Document excerpt:

..............................

BRIEF DESCRIPTION OF THE DRAWINGS
[0011] Illustrative aspects of the invention will be described in
detail with reference to the following figures wherein:
[0012] FIG. 1 is an external side view of an inkijet printer having
inkjet heads according to an exemplary embodiment of the present
invention;
[0013] FIG. 2 is a plan view of a head main body shown in FIG.
1;
[0014] FIG. 3 is an enlarged view of an area surrounded by an
alternate long and short dash line in FIG. 2;
[0015] FIG. 4 is a sectional view taken along the line IV-IV shown
in FIG. 3;
[0016] FIG. 5 is plan views of four manifold plates which form side
walls of manifold flow paths shown in FIG. 2;
[0017] FIG. 6 is a plan view of the manifold flow paths shown in
FIG. 2;
[0018] FIG. 7 is a sectional view taken along the line VII-VII
shown in FIG. 6;
[0019] FIG. 8 is a diagram showing a modified example; and
[0020] FIG. 9 is a diagram showing another modified example.
DETAILED DESCRIPTION OF EXEMPLARY EMBODIMENTS OF THE PRESENT
INVENTION
[0021] Hereinafter, an exemplary embodiment of the invention will
be described by reference to the accompanying drawings.

..............................

Short problem: Translate this sentence from the inkjet printer patent excerpt above into Spanish: "Hereinafter, an exemplary embodiment of the invention will be described by reference to the accompanying drawings." The records that follow have no connection to the text.

Records:
..............................

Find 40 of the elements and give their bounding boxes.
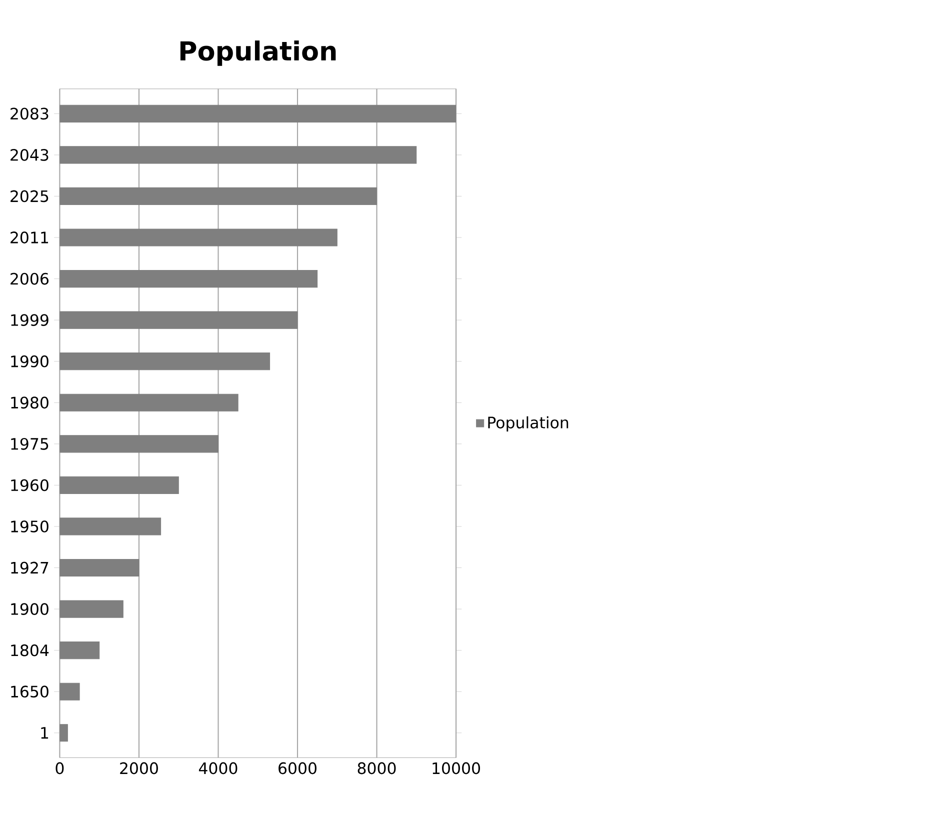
bar: [60, 724, 68, 742]
y-tick-label: 2083: [10, 108, 48, 120]
y-tick-label: 1804: [11, 644, 49, 656]
y-tick-label: 1: [41, 727, 48, 739]
x-tick-label: 2000: [120, 762, 158, 774]
x-tick-label: 4000: [198, 762, 238, 774]
chart-title: Population: [180, 40, 336, 66]
y-tick-label: 2043: [10, 149, 48, 162]
bar: [60, 642, 100, 660]
bar: [60, 435, 219, 453]
legend-label: Population: [488, 416, 568, 432]
bar: [60, 476, 179, 494]
bar: [60, 352, 270, 370]
bar: [60, 394, 238, 412]
y-tick-label: 2025: [10, 190, 48, 202]
bar: [60, 228, 338, 246]
bar: [60, 600, 124, 618]
y-tick-label: 1999: [11, 314, 48, 326]
x-tick-label: 10000: [432, 762, 480, 774]
y-tick-label: 1990: [11, 356, 48, 368]
x-tick-label: 6000: [278, 762, 316, 774]
y-tick-label: 2011: [10, 232, 48, 244]
bar: [60, 146, 417, 164]
bar: [60, 270, 318, 288]
bar: [60, 682, 80, 701]
bar: [60, 188, 378, 206]
y-tick-label: 1900: [11, 603, 48, 616]
bar: [60, 518, 162, 536]
bar: [60, 311, 298, 330]
y-tick-label: 1975: [11, 438, 48, 450]
bar: [60, 105, 456, 123]
y-tick-label: 1927: [11, 562, 48, 574]
x-tick-label: 0: [56, 762, 64, 774]
y-tick-label: 1980: [11, 396, 48, 409]
bar: [60, 559, 140, 577]
y-tick-label: 1650: [11, 686, 48, 698]
y-tick-label: 1950: [11, 520, 48, 533]
y-tick-label: 2006: [10, 273, 48, 285]
x-tick-label: 8000: [358, 762, 396, 774]
y-tick-label: 1960: [11, 479, 48, 492]
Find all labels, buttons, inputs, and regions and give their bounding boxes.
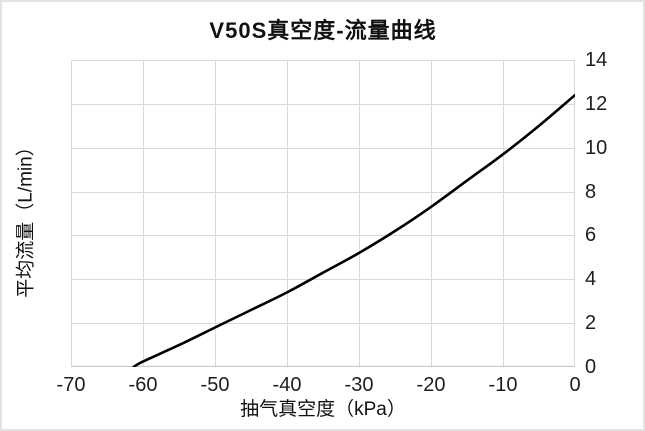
flow-curve — [132, 93, 575, 367]
x-tick-label: -20 — [416, 374, 446, 396]
y-tick-label: 6 — [585, 224, 597, 247]
y-axis-title: 平均流量（L/min） — [15, 137, 37, 298]
x-tick-label: -60 — [128, 374, 158, 396]
x-tick-label: -40 — [272, 374, 302, 396]
x-tick-label: -30 — [344, 374, 374, 396]
y-tick-label: 10 — [585, 136, 608, 159]
plot-area — [71, 60, 575, 367]
y-tick-label: 0 — [585, 356, 597, 378]
x-tick-label: 0 — [569, 374, 581, 396]
y-tick-label: 12 — [585, 92, 608, 115]
y-tick-label: 14 — [585, 49, 608, 71]
x-tick-label: -10 — [488, 374, 518, 396]
chart-title: V50S真空度-流量曲线 — [209, 18, 437, 43]
x-axis-title: 抽气真空度（kPa） — [240, 399, 406, 420]
y-tick-label: 4 — [585, 268, 597, 291]
x-tick-label: -50 — [200, 374, 230, 396]
x-tick-label: -70 — [56, 374, 86, 396]
plot-svg — [71, 60, 575, 367]
y-tick-label: 8 — [585, 180, 597, 203]
y-tick-label: 2 — [585, 312, 597, 335]
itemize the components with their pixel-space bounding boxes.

..............................

Correct result: En lo sucesivo, se describirá una realización ejemplar de la invención con referencia a los dibujos adjuntos.